[REQUIREMENTS]:
With the pictures omitted, write out the entries that follow exactly as they stand.

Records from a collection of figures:
▬▬▬

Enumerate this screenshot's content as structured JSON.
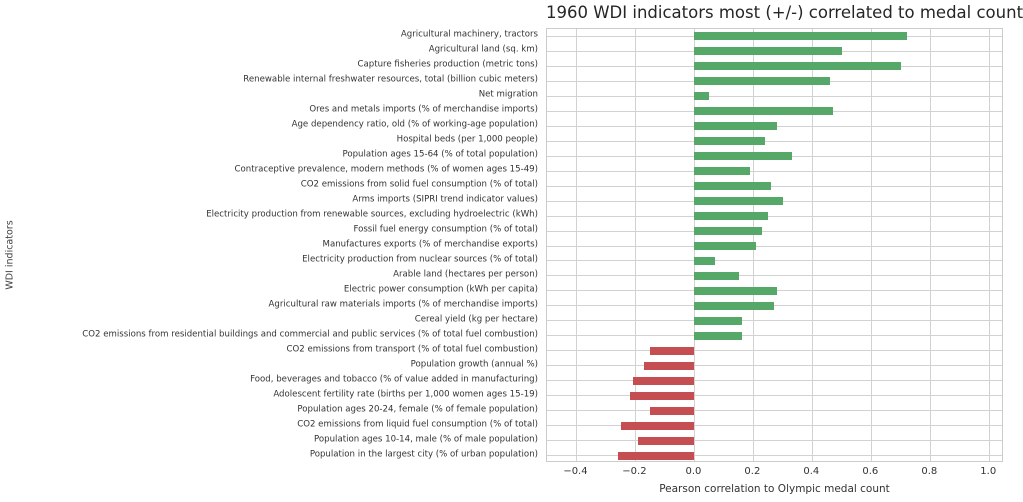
{
  "chart_data": {
    "type": "bar",
    "orientation": "horizontal",
    "title": "1960 WDI indicators most (+/-) correlated to medal count",
    "xlabel": "Pearson correlation to Olympic medal count",
    "ylabel": "WDI indicators",
    "xlim": [
      -0.5,
      1.05
    ],
    "xticks": [
      -0.4,
      -0.2,
      0.0,
      0.2,
      0.4,
      0.6,
      0.8,
      1.0
    ],
    "xtick_labels": [
      "−0.4",
      "−0.2",
      "0.0",
      "0.2",
      "0.4",
      "0.6",
      "0.8",
      "1.0"
    ],
    "grid": true,
    "legend": "none",
    "positive_color": "#55a868",
    "negative_color": "#c44e52",
    "categories": [
      "Agricultural machinery, tractors",
      "Agricultural land (sq. km)",
      "Capture fisheries production (metric tons)",
      "Renewable internal freshwater resources, total (billion cubic meters)",
      "Net migration",
      "Ores and metals imports (% of merchandise imports)",
      "Age dependency ratio, old (% of working-age population)",
      "Hospital beds (per 1,000 people)",
      "Population ages 15-64 (% of total population)",
      "Contraceptive prevalence, modern methods (% of women ages 15-49)",
      "CO2 emissions from solid fuel consumption (% of total)",
      "Arms imports (SIPRI trend indicator values)",
      "Electricity production from renewable sources, excluding hydroelectric (kWh)",
      "Fossil fuel energy consumption (% of total)",
      "Manufactures exports (% of merchandise exports)",
      "Electricity production from nuclear sources (% of total)",
      "Arable land (hectares per person)",
      "Electric power consumption (kWh per capita)",
      "Agricultural raw materials imports (% of merchandise imports)",
      "Cereal yield (kg per hectare)",
      "CO2 emissions from residential buildings and commercial and public services (% of total fuel combustion)",
      "CO2 emissions from transport (% of total fuel combustion)",
      "Population growth (annual %)",
      "Food, beverages and tobacco (% of value added in manufacturing)",
      "Adolescent fertility rate (births per 1,000 women ages 15-19)",
      "Population ages 20-24, female (% of female population)",
      "CO2 emissions from liquid fuel consumption (% of total)",
      "Population ages 10-14, male (% of male population)",
      "Population in the largest city (% of urban population)"
    ],
    "values": [
      0.72,
      0.5,
      0.7,
      0.46,
      0.05,
      0.47,
      0.28,
      0.24,
      0.33,
      0.19,
      0.26,
      0.3,
      0.25,
      0.23,
      0.21,
      0.07,
      0.15,
      0.28,
      0.27,
      0.16,
      0.16,
      -0.15,
      -0.17,
      -0.21,
      -0.22,
      -0.15,
      -0.25,
      -0.19,
      -0.26
    ]
  }
}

▬▬▬

[EXERCISE RESULT]:
Enumerate this screenshot's content as structured JSON.
{
  "chart_data": {
    "type": "bar",
    "orientation": "horizontal",
    "title": "1960 WDI indicators most (+/-) correlated to medal count",
    "xlabel": "Pearson correlation to Olympic medal count",
    "ylabel": "WDI indicators",
    "xlim": [
      -0.5,
      1.05
    ],
    "xticks": [
      -0.4,
      -0.2,
      0.0,
      0.2,
      0.4,
      0.6,
      0.8,
      1.0
    ],
    "xtick_labels": [
      "−0.4",
      "−0.2",
      "0.0",
      "0.2",
      "0.4",
      "0.6",
      "0.8",
      "1.0"
    ],
    "grid": true,
    "legend": "none",
    "positive_color": "#55a868",
    "negative_color": "#c44e52",
    "categories": [
      "Agricultural machinery, tractors",
      "Agricultural land (sq. km)",
      "Capture fisheries production (metric tons)",
      "Renewable internal freshwater resources, total (billion cubic meters)",
      "Net migration",
      "Ores and metals imports (% of merchandise imports)",
      "Age dependency ratio, old (% of working-age population)",
      "Hospital beds (per 1,000 people)",
      "Population ages 15-64 (% of total population)",
      "Contraceptive prevalence, modern methods (% of women ages 15-49)",
      "CO2 emissions from solid fuel consumption (% of total)",
      "Arms imports (SIPRI trend indicator values)",
      "Electricity production from renewable sources, excluding hydroelectric (kWh)",
      "Fossil fuel energy consumption (% of total)",
      "Manufactures exports (% of merchandise exports)",
      "Electricity production from nuclear sources (% of total)",
      "Arable land (hectares per person)",
      "Electric power consumption (kWh per capita)",
      "Agricultural raw materials imports (% of merchandise imports)",
      "Cereal yield (kg per hectare)",
      "CO2 emissions from residential buildings and commercial and public services (% of total fuel combustion)",
      "CO2 emissions from transport (% of total fuel combustion)",
      "Population growth (annual %)",
      "Food, beverages and tobacco (% of value added in manufacturing)",
      "Adolescent fertility rate (births per 1,000 women ages 15-19)",
      "Population ages 20-24, female (% of female population)",
      "CO2 emissions from liquid fuel consumption (% of total)",
      "Population ages 10-14, male (% of male population)",
      "Population in the largest city (% of urban population)"
    ],
    "values": [
      0.72,
      0.5,
      0.7,
      0.46,
      0.05,
      0.47,
      0.28,
      0.24,
      0.33,
      0.19,
      0.26,
      0.3,
      0.25,
      0.23,
      0.21,
      0.07,
      0.15,
      0.28,
      0.27,
      0.16,
      0.16,
      -0.15,
      -0.17,
      -0.21,
      -0.22,
      -0.15,
      -0.25,
      -0.19,
      -0.26
    ]
  }
}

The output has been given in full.